• **Problem details**
Every line that holds "Code" should be shown.

• **Dataset excerpts**
** begin **
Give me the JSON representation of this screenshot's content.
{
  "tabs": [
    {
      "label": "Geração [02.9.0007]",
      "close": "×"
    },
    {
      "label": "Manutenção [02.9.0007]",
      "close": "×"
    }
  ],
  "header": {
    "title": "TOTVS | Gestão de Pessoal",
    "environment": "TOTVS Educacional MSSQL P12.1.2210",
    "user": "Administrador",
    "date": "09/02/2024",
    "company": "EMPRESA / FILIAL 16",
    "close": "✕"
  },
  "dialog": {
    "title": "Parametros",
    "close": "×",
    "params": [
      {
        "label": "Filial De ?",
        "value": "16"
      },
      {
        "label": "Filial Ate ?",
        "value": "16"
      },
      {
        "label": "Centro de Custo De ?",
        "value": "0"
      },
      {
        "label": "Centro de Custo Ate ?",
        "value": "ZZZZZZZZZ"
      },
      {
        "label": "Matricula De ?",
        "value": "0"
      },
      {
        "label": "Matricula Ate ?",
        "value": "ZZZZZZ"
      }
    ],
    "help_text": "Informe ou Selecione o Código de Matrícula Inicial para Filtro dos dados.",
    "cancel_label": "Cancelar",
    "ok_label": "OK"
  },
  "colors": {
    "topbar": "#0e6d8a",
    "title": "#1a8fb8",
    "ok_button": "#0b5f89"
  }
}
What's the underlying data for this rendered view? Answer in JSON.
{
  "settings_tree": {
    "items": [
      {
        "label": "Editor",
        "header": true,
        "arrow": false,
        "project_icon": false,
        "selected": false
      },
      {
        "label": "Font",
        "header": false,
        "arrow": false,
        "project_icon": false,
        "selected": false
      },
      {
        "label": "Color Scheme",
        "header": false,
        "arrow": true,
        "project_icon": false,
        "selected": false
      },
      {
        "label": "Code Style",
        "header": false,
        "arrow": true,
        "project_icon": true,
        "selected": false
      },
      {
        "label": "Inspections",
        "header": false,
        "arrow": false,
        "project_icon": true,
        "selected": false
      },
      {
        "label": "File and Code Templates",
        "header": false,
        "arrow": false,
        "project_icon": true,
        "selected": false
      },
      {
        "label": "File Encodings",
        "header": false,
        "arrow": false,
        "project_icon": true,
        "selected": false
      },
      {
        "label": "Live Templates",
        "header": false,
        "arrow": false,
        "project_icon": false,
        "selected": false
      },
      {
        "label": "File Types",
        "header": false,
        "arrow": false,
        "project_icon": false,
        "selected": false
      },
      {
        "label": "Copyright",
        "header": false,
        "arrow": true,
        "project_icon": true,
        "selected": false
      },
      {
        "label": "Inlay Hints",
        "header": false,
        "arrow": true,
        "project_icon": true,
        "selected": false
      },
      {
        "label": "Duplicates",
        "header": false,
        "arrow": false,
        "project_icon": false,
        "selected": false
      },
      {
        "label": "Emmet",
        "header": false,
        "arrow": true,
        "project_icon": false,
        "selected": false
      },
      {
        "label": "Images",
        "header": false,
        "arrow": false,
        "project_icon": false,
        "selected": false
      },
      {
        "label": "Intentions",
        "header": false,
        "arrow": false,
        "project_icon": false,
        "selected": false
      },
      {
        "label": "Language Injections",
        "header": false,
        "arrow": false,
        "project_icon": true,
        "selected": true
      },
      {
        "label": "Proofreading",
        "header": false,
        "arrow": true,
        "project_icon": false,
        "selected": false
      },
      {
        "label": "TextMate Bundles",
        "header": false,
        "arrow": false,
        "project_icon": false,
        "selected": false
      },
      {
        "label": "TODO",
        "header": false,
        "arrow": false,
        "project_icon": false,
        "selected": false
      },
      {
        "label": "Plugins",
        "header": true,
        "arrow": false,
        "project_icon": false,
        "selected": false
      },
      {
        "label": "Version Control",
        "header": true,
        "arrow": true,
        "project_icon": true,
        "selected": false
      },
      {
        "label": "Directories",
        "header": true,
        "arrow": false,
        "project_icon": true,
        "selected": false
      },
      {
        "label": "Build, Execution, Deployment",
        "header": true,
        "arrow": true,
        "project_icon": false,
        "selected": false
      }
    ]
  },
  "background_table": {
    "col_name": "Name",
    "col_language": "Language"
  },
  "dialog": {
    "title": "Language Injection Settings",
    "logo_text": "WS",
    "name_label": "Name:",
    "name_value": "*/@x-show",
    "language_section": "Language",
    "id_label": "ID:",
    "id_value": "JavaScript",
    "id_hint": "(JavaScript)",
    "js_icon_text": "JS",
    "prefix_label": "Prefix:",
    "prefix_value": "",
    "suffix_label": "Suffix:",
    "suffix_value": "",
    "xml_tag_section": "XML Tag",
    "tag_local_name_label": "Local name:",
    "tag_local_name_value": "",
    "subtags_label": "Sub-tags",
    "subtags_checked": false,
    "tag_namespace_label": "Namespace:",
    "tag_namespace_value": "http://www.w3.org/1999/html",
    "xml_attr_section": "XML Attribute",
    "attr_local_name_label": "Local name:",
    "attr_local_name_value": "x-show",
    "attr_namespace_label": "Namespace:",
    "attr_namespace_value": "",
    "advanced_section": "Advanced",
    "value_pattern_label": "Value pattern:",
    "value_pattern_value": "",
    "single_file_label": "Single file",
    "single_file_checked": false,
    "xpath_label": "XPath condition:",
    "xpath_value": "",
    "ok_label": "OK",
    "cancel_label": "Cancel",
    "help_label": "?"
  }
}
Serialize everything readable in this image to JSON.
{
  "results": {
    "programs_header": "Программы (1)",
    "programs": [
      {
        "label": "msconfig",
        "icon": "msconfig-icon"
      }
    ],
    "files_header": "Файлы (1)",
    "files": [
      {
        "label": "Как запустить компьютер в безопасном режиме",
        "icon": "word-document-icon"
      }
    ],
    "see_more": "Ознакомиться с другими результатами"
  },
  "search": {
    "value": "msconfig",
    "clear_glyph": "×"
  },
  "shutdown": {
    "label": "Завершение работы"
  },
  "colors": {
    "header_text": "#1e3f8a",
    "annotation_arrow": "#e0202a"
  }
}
** end **
• **Final result**
        "label": "Code Style",
        "label": "File and Code Templates",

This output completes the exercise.